SOURCE EXTRACT start

Daedalus Quartet
Acclaim
Daedalus Quartet wields unique voice on Cleveland CMS appearance

Just because they’re composed of the same instruments doesn’t mean all string quartets sound the same. In fact, some sound radically different.

Consider the Daedalus Quartet, Tuesday’s guest of the Cleveland Chamber Music Society. Performing at Pilgrim Church in Shaker Heights, the players wielded a strikingly unique voice at the service of four works nearly as rare as their sound itself.

Possessed of a quiet not of this realm, the musicians – violinists Min-Young Kim and Matilda Kaul, violist Jessica Thompson, and cellist Thomas Kraines -- brought to their program incredible refinement and emotionality. Every note, it seemed, came packed with feeling, functioning in some small way as an element in a larger musical drama.

Their program, meanwhile, couldn’t have been more engaging. Stocked with early works by major and minor masters, the evening was as interesting on paper as it was in real life. Even their encore, a movement from Haydn’s obscure Op. 1 No. 3, was intriguing.

SOURCE EXTRACT end

### EXERCISE PROMPT
Pick up the Daedalus Quartet concert review after its last sentence and keep writing it.

LISTED RECORDS start

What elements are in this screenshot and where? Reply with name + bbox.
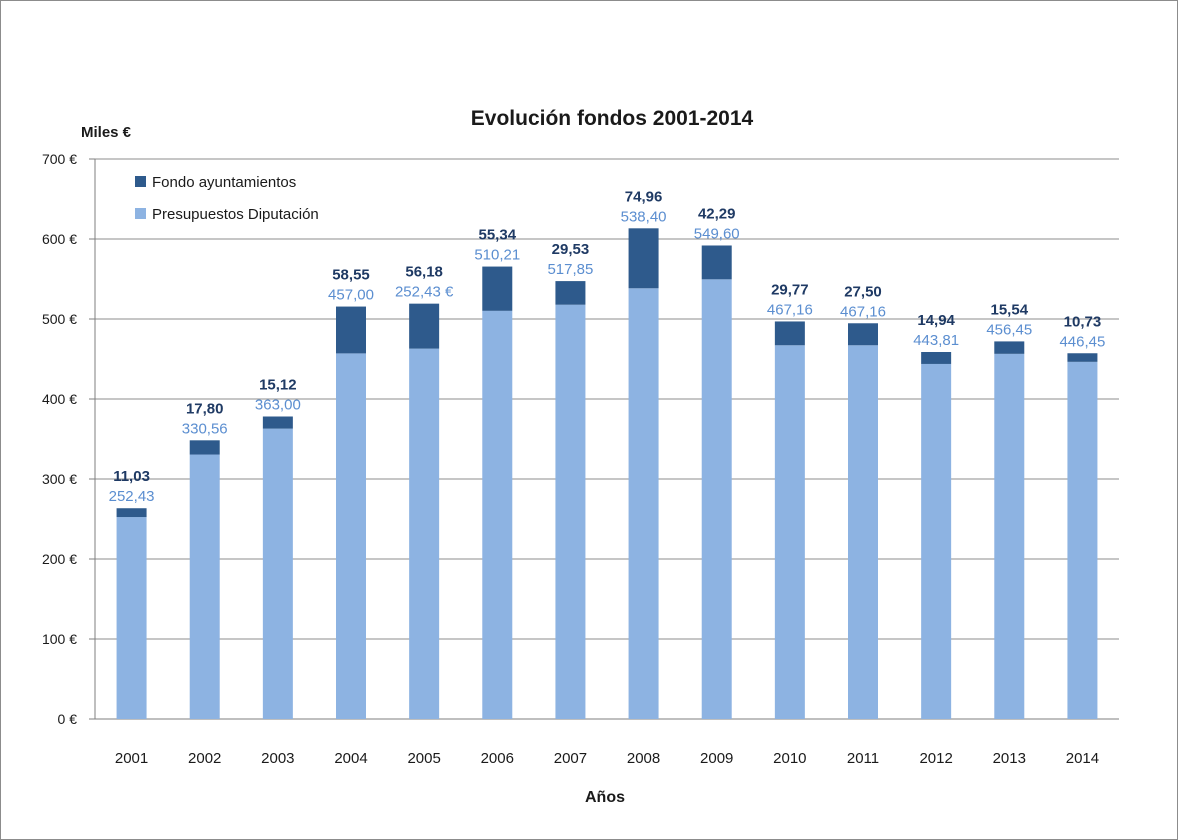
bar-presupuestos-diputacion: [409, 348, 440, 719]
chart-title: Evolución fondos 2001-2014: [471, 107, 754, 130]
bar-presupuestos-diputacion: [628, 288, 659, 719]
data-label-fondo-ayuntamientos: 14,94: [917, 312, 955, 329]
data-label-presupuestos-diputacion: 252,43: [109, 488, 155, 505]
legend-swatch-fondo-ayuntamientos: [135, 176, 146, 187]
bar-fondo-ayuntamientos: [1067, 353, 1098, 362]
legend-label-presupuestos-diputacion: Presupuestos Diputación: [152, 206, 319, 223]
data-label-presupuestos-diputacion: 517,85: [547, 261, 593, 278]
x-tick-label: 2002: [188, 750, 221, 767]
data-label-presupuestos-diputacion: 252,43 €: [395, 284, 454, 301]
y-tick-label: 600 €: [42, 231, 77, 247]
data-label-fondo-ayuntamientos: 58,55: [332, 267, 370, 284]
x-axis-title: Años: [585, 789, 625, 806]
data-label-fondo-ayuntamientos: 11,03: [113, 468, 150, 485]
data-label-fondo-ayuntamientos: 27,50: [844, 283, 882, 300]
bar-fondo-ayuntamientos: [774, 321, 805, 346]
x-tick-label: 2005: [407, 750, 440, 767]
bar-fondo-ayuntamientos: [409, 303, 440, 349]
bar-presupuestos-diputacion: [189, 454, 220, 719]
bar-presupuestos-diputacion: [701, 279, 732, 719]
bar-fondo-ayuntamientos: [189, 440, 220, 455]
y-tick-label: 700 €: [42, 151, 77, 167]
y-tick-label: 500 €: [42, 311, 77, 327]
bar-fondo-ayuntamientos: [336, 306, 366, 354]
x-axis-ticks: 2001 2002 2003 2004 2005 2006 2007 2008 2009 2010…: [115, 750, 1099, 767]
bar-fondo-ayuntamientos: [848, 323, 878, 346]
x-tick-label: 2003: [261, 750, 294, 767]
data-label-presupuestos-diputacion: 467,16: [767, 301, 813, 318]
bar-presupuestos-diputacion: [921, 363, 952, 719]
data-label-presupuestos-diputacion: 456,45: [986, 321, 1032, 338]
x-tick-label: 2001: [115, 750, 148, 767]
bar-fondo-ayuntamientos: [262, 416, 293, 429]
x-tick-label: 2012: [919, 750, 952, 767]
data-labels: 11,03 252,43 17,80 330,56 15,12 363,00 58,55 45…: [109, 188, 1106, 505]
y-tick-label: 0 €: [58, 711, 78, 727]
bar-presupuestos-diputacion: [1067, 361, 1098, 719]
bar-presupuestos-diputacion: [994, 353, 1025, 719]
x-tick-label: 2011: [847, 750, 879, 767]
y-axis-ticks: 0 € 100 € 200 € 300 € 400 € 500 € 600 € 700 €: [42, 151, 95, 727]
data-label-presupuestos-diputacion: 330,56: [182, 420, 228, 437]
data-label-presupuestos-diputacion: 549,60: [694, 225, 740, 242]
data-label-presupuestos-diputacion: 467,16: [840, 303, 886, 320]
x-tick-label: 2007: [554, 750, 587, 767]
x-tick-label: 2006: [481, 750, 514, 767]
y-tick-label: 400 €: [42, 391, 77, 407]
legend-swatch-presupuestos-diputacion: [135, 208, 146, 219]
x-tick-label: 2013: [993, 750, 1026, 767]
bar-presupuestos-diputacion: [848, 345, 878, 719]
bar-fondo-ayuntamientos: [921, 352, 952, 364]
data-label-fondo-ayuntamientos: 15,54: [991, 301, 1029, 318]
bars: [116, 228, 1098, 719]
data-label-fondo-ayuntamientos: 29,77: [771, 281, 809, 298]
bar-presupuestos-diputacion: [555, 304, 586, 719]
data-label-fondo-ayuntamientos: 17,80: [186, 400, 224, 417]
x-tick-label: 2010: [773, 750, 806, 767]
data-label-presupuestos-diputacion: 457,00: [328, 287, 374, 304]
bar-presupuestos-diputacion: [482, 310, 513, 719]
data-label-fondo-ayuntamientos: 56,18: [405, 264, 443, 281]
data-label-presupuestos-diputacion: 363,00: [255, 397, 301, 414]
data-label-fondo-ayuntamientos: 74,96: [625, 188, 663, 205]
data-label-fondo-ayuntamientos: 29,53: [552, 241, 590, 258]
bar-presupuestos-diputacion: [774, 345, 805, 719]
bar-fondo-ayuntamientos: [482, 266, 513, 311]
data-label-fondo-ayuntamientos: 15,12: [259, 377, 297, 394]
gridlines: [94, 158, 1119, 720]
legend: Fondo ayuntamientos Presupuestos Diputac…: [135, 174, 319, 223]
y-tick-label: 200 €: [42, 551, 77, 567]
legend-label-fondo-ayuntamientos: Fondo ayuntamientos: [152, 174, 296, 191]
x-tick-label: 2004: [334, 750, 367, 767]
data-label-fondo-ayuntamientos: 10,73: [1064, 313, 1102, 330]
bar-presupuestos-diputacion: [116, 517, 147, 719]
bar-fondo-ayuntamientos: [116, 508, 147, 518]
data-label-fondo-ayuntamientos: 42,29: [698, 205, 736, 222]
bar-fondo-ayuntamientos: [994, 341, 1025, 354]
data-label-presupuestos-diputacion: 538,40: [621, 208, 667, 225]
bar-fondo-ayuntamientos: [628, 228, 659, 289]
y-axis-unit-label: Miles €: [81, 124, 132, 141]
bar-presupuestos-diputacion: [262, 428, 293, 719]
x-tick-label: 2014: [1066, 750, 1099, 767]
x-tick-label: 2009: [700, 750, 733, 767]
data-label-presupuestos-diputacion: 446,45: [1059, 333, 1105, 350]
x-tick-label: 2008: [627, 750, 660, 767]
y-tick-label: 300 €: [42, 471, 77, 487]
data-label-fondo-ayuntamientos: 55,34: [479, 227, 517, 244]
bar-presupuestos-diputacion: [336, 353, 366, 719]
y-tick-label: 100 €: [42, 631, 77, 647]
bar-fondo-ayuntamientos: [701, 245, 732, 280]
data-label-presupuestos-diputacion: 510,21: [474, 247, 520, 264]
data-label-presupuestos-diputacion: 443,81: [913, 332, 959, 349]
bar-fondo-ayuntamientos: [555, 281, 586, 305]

LISTED RECORDS end
LISTED RECORDS start

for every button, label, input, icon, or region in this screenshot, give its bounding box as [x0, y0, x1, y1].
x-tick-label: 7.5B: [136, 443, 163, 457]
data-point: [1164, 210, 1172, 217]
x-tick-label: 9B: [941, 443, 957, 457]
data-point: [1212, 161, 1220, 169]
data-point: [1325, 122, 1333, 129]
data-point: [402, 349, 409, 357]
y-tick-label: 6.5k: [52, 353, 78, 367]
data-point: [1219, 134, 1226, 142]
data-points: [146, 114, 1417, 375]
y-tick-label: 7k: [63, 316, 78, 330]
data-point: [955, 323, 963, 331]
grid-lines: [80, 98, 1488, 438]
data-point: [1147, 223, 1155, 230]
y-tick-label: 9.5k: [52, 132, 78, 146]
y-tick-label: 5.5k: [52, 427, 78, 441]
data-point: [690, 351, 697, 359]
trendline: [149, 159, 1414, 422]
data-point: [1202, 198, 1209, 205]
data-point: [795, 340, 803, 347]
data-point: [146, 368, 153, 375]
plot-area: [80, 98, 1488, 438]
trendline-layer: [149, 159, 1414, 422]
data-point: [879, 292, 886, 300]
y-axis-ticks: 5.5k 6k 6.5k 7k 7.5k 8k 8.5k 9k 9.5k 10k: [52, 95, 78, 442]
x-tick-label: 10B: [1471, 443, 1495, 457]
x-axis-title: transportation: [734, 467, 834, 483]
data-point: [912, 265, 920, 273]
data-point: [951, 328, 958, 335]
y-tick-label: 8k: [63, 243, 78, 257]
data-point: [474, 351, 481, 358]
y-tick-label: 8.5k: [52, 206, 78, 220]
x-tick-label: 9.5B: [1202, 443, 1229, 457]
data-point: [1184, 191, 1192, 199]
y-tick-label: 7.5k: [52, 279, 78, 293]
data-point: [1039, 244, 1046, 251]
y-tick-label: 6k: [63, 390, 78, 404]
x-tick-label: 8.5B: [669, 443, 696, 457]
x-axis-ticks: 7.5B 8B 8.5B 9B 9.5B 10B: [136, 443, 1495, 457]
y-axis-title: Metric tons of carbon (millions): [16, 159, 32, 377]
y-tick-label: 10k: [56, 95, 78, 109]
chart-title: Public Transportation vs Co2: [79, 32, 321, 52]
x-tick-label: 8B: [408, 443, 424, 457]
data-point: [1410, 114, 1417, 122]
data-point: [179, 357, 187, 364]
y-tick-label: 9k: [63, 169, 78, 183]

LISTED RECORDS end

### EXERCISE RESULT
Britten’s String Quartet No. 1 was the standout, and not only because 2013 marks the composer’s centennial. In this work, completed in the U.S., Daedalus revealed the full, scintillating extent of its upper range, modeling ideals of purity and softness. Also part of the experience: unsettled calm, chased by bouts of angst and tenderness.

One can’t quite call Schulhoff’s Five Pieces for String Quartet delightful. The miniatures playing off the national dances of five European countries are simply too dark, too maniacal for such a quaint label. And yet it’s hard to think of another word, so vital and zesty were the performances Tuesday.

Likewise, Perle’s “Molto Adagio” of 1938. Bleak and dirge-like in character, the music doesn’t enchant in any conventional manner. Still, enchant it most certainly did, between its spacious, meandering harmonies and the mesmerizing power of the Daedalus four, who recently recorded Perle’s second, fifth and eighth quartets.

Prefacing all of this and offering the first glimpse of the ensemble’s distinctive sound was Mendelssohn’s youthful String Quartet Op. 12, written at the ripe old age of 20.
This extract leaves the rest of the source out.